-- DATA EXCERPTS start --
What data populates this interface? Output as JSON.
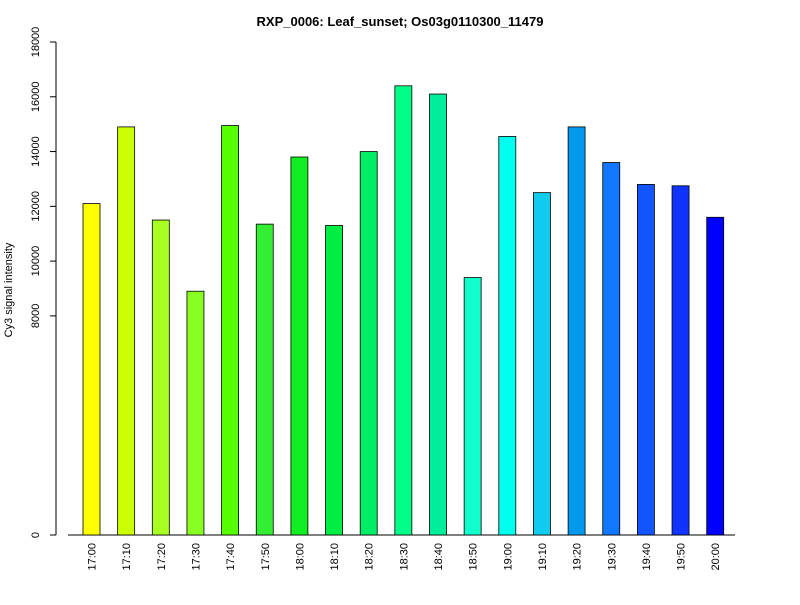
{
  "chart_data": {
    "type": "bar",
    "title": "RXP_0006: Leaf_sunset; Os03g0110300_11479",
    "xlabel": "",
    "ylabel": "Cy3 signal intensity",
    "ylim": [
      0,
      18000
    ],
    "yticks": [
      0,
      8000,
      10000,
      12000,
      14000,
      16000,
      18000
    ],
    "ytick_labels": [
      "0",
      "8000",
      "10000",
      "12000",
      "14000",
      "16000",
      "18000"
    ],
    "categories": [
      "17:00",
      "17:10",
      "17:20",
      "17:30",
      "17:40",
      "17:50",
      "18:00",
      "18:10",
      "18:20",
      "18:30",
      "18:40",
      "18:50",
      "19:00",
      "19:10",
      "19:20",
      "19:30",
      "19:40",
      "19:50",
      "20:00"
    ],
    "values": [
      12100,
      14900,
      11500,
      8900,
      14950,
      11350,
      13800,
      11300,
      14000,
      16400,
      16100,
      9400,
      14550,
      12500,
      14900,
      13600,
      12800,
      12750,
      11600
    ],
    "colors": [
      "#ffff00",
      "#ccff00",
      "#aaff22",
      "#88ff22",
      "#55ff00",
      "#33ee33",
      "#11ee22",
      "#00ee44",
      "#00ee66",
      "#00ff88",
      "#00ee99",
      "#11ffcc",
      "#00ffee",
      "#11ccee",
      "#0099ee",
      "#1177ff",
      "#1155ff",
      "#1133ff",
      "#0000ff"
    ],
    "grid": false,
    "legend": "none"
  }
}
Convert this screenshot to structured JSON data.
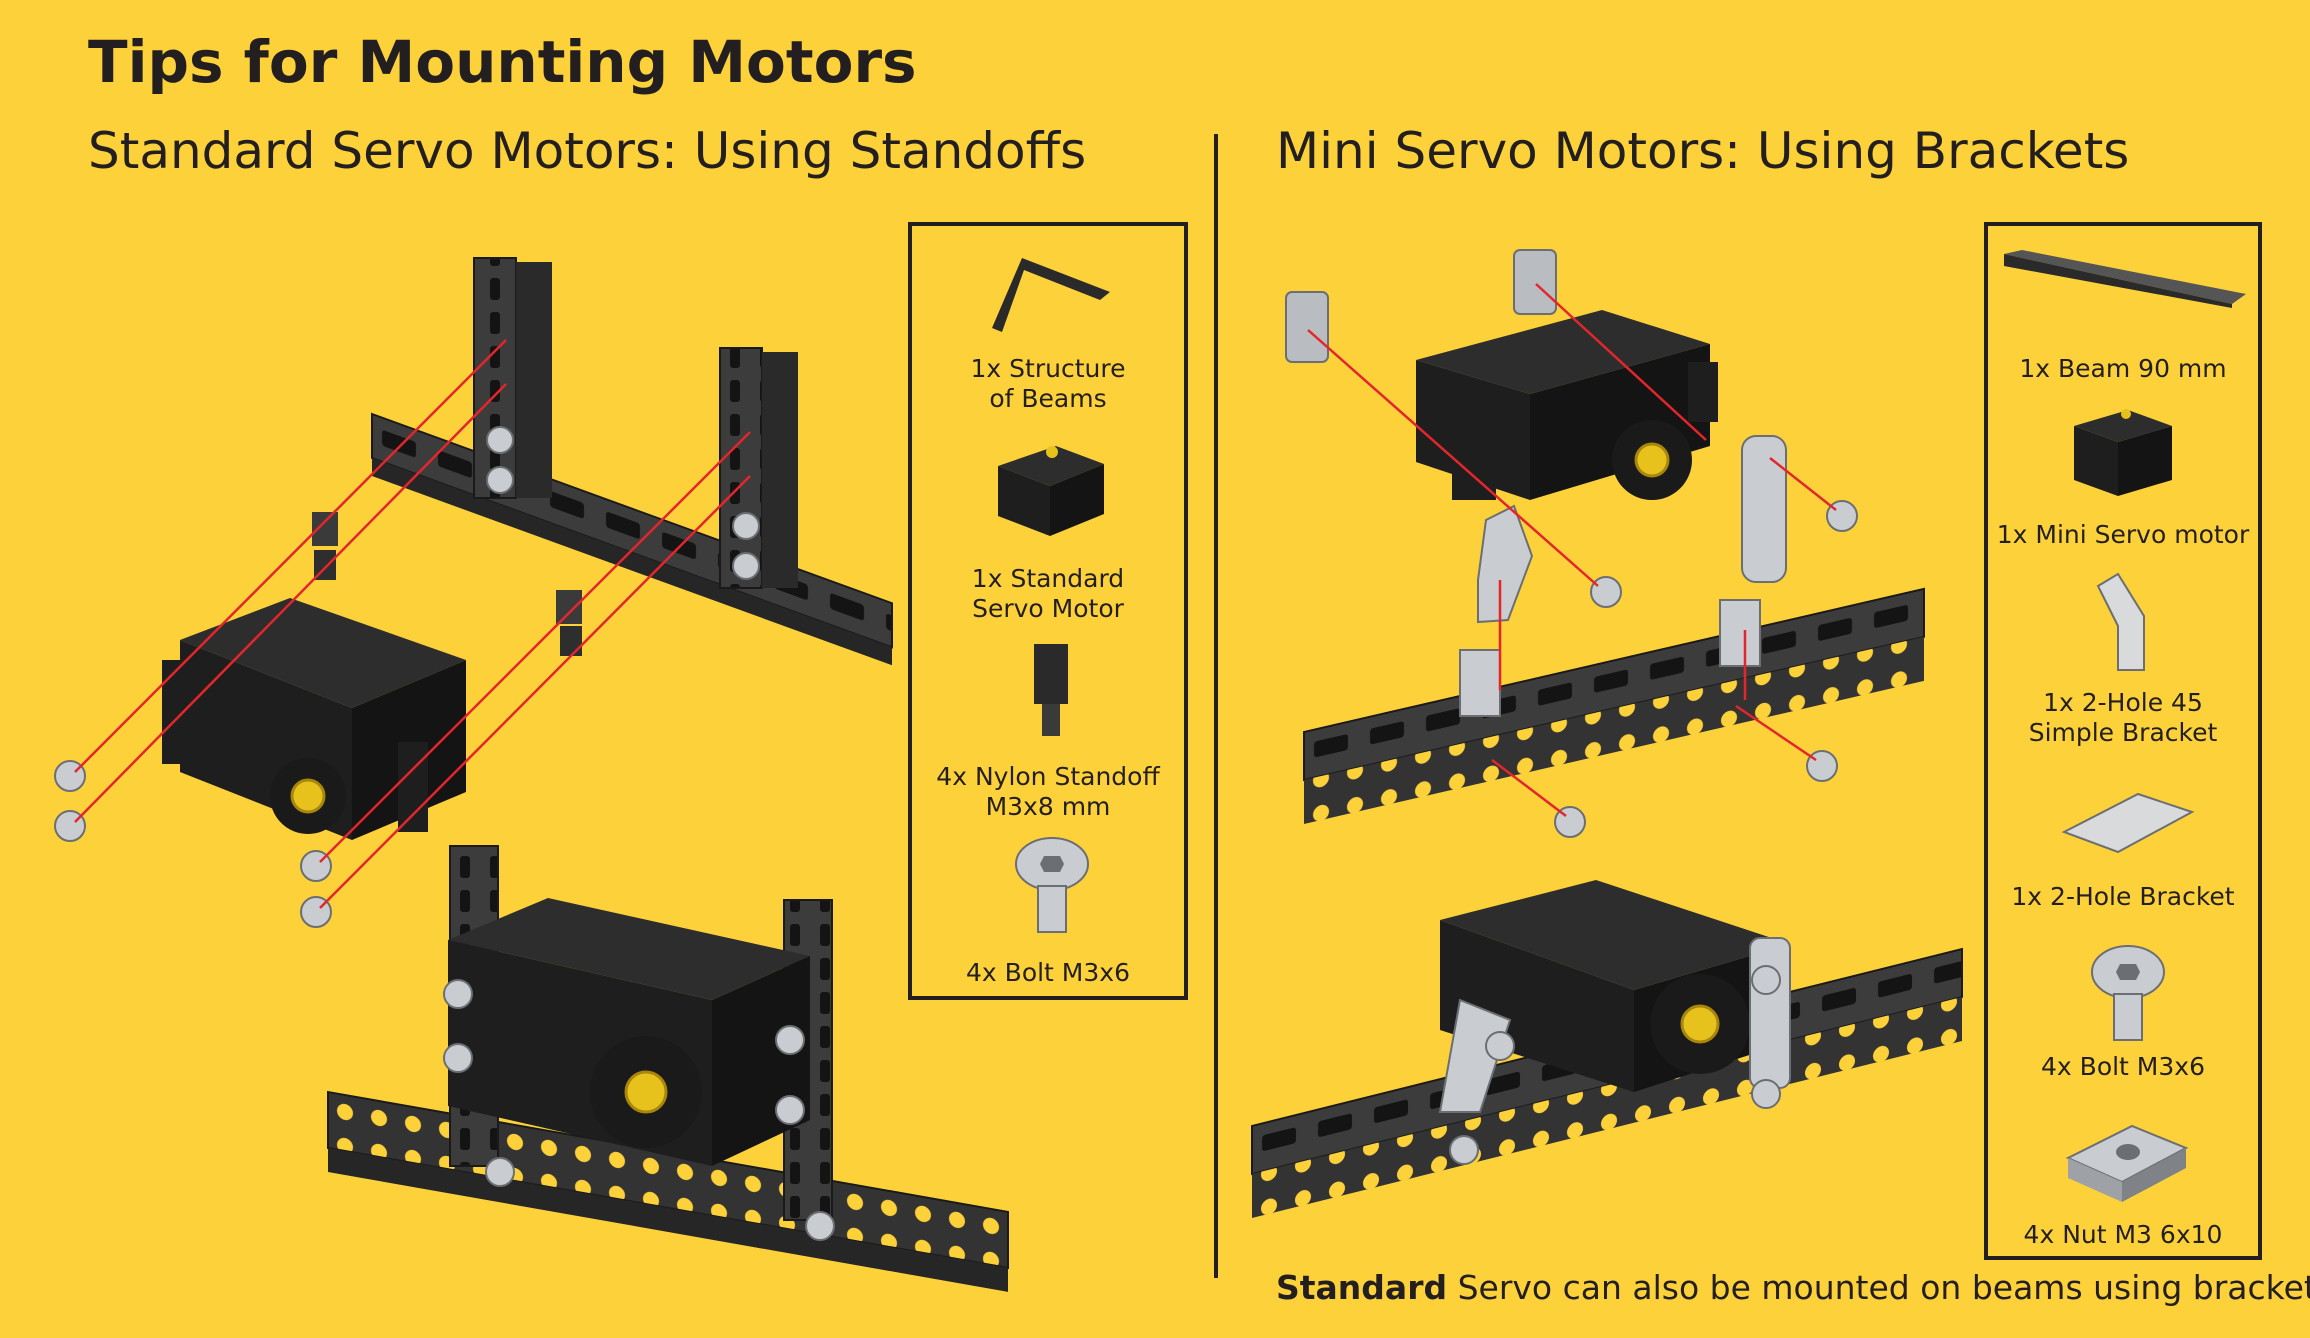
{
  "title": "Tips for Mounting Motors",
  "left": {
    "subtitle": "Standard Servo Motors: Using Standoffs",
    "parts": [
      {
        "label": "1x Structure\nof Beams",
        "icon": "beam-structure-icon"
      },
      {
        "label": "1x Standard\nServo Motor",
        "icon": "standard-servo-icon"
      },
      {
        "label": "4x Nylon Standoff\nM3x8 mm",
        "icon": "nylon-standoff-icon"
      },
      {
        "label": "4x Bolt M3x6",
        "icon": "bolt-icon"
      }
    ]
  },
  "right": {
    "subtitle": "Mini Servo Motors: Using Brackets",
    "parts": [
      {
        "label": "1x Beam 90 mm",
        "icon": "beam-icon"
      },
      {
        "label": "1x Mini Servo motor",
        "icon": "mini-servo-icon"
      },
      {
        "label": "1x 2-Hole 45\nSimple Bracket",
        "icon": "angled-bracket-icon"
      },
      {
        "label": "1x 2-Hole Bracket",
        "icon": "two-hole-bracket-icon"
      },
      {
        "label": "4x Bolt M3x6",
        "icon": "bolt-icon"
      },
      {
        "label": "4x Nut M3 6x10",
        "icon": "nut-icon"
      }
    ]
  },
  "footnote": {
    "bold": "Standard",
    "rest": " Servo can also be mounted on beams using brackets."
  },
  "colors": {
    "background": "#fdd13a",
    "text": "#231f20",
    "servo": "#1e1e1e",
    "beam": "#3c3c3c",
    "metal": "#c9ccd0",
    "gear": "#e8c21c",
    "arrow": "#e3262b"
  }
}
-- DATA EXCERPTS end --
(STATED GOAL):
In the records above, find each line that holds the word "this"; copy all such lines.

(ANSWER TO THE TASK):
What data populates this interface? Output as JSON.
Convert this screenshot to structured JSON data.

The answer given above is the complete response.